◆ TASK TO CARRY OUT
Lift out each line of the data that holds "with".

** START OF THE RECORDS **

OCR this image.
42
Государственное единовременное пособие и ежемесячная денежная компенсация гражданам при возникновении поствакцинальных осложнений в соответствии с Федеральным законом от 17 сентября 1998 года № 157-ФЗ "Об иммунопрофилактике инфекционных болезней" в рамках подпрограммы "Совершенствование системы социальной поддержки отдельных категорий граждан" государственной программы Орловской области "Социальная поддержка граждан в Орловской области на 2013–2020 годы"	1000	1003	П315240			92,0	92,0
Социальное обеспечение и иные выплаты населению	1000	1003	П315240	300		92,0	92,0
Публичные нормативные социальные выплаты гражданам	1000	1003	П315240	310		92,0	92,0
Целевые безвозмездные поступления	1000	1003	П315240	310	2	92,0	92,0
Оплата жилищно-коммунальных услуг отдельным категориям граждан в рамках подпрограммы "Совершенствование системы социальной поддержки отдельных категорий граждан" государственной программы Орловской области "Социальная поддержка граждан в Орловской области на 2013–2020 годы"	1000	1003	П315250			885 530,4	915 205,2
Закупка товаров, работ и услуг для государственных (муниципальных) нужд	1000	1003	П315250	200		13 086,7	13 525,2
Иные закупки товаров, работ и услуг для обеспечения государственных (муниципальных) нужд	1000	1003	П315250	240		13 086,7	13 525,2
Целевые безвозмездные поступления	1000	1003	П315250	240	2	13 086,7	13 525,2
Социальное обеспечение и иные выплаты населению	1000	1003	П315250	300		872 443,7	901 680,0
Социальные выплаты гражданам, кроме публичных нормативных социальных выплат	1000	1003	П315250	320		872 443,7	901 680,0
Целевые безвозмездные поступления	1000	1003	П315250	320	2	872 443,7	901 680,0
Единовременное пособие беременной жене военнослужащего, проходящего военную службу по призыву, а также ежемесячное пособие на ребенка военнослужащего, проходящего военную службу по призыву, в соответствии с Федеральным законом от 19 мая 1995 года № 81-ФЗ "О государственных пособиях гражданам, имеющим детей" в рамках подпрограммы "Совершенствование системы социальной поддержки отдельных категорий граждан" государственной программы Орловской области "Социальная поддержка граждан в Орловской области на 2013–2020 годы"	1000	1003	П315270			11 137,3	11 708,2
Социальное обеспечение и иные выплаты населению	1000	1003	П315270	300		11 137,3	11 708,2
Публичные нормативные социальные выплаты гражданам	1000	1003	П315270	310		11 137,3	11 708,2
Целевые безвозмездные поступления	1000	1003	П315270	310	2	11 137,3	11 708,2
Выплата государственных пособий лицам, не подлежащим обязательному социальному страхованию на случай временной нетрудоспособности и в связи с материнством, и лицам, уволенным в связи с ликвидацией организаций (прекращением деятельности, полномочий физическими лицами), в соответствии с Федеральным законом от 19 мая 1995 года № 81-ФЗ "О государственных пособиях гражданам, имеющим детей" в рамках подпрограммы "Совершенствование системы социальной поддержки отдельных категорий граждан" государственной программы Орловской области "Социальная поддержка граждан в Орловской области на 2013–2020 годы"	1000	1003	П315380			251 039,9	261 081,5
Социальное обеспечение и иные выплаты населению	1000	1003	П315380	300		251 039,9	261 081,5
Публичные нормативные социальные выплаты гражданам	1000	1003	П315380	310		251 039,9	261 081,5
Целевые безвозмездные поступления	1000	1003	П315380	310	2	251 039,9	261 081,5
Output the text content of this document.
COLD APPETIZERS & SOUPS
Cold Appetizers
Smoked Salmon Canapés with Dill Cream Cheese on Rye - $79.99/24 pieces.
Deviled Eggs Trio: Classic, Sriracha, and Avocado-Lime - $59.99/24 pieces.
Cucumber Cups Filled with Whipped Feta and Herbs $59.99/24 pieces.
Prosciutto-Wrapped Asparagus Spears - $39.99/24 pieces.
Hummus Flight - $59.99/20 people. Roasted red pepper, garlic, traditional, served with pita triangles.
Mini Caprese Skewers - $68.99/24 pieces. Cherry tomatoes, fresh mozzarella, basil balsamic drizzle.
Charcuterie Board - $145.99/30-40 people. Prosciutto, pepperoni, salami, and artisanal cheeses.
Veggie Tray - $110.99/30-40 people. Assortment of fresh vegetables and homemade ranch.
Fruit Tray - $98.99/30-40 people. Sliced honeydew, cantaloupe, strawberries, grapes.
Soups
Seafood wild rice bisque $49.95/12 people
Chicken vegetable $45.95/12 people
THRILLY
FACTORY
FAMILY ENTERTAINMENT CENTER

** END OF THE RECORDS **

◆ OUTPUT BELOW
Smoked Salmon Canapés with Dill Cream Cheese on Rye - $79.99/24 pieces.
Cucumber Cups Filled with Whipped Feta and Herbs $59.99/24 pieces.
Hummus Flight - $59.99/20 people. Roasted red pepper, garlic, traditional, served with pita triangles.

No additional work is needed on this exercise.